• Exercise: Of all the lines here, how many include the string "SupervisedDataset"? Answer with the number only.

-- Start of Records for processing --

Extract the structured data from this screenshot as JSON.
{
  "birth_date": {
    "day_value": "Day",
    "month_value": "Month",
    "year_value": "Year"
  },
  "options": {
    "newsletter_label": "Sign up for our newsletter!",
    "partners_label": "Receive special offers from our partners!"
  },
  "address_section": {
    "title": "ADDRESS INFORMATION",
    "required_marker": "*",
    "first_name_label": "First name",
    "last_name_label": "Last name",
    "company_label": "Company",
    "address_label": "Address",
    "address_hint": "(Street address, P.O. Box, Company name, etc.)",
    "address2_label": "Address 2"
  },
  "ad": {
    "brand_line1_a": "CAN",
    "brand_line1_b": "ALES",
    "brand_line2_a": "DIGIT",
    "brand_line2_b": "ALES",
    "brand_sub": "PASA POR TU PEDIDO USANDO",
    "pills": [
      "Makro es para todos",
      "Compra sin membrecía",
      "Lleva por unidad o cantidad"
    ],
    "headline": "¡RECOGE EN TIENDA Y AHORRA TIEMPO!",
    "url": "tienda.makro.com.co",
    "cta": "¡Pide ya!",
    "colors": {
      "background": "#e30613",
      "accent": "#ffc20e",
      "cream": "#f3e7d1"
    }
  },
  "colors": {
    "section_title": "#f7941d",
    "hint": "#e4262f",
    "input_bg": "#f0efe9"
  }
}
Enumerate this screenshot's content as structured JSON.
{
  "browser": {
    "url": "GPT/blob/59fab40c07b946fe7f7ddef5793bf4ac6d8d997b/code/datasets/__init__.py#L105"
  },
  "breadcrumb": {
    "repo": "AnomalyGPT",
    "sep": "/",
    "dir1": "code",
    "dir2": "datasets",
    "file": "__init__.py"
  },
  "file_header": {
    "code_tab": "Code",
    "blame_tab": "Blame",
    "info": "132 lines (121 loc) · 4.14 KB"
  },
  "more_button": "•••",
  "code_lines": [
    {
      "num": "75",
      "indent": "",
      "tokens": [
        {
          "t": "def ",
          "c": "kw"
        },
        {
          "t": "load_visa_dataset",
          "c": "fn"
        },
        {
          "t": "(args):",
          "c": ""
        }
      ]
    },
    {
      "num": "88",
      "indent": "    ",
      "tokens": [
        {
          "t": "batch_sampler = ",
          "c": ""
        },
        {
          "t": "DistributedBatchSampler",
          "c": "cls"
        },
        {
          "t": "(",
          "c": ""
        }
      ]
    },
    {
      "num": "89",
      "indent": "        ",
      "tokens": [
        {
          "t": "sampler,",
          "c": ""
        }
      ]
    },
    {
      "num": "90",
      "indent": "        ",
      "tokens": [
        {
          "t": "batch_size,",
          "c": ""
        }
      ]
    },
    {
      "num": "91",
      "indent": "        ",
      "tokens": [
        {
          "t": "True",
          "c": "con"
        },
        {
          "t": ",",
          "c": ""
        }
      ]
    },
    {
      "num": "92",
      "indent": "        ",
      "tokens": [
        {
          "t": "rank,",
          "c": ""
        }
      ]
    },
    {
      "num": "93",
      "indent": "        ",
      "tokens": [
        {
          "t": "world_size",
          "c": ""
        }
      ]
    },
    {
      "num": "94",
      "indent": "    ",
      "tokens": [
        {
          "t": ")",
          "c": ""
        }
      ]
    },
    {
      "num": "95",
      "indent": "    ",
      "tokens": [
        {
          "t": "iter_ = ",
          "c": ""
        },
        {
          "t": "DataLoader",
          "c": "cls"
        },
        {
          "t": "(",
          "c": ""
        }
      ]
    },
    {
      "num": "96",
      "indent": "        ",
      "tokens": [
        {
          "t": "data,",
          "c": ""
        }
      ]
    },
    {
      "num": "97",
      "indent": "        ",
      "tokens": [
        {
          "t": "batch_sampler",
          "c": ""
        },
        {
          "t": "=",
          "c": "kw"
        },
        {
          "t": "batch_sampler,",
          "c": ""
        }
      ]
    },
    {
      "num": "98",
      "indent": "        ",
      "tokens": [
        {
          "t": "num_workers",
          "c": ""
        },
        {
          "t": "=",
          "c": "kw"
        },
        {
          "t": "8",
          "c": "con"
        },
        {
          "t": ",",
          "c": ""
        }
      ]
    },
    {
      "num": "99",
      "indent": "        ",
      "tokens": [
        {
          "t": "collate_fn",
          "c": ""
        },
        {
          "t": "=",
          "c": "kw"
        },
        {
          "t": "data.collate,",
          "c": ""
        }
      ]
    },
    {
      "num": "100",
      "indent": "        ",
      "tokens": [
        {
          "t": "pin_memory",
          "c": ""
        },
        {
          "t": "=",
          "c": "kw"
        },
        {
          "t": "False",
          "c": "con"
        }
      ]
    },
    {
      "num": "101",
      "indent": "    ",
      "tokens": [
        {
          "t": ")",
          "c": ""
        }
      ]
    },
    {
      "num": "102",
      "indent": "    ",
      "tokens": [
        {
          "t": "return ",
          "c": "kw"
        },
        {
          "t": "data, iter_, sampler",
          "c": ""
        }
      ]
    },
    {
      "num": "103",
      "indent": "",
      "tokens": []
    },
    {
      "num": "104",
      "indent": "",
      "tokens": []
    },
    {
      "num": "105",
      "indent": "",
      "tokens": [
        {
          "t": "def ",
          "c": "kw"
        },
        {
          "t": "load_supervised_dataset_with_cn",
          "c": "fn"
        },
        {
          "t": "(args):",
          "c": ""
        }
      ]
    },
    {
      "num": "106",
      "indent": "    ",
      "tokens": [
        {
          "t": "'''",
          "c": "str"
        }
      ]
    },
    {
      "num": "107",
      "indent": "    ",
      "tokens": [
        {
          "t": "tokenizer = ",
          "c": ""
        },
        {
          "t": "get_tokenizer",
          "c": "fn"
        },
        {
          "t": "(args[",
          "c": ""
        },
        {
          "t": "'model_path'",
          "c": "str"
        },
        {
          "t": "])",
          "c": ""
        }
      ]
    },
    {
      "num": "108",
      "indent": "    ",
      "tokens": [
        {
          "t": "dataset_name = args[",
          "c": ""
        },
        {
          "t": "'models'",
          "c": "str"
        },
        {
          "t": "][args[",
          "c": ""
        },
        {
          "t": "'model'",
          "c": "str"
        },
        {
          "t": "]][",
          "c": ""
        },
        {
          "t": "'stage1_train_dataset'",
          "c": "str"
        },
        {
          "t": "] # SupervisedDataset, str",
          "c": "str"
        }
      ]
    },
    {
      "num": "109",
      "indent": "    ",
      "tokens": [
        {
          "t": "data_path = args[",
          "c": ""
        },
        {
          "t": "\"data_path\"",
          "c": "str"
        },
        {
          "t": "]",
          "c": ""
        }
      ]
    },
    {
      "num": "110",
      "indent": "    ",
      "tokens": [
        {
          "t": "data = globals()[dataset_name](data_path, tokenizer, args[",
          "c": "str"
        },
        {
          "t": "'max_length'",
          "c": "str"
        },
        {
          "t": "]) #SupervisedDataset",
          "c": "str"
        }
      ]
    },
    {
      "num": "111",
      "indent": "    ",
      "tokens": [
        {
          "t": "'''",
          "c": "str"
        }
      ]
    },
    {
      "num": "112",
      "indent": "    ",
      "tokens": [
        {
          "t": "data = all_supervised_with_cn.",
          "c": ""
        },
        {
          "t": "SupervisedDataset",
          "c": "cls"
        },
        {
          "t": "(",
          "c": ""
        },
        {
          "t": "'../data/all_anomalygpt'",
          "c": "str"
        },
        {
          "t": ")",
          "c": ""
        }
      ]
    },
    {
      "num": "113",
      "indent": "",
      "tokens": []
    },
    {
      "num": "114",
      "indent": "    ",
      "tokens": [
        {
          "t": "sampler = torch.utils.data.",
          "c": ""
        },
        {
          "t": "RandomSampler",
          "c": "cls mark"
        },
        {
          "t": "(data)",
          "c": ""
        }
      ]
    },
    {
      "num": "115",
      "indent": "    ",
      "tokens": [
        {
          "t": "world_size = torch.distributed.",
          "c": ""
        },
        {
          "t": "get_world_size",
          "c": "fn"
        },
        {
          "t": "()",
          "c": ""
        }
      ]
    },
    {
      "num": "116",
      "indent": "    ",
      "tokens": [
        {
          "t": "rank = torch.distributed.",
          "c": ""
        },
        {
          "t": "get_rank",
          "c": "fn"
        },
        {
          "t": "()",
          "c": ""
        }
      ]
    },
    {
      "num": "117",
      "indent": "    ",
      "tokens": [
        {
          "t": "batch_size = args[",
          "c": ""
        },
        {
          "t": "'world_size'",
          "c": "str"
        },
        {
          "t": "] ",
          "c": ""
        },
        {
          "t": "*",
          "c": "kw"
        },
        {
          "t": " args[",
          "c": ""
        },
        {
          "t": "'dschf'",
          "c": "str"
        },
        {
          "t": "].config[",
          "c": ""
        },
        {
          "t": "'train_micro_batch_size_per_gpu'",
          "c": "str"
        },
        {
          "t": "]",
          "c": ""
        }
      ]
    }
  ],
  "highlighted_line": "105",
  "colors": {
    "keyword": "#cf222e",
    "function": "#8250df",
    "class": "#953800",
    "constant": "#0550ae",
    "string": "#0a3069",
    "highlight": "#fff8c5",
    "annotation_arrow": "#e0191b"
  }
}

-- End of Records for processing --

• Solution to this exercise: 3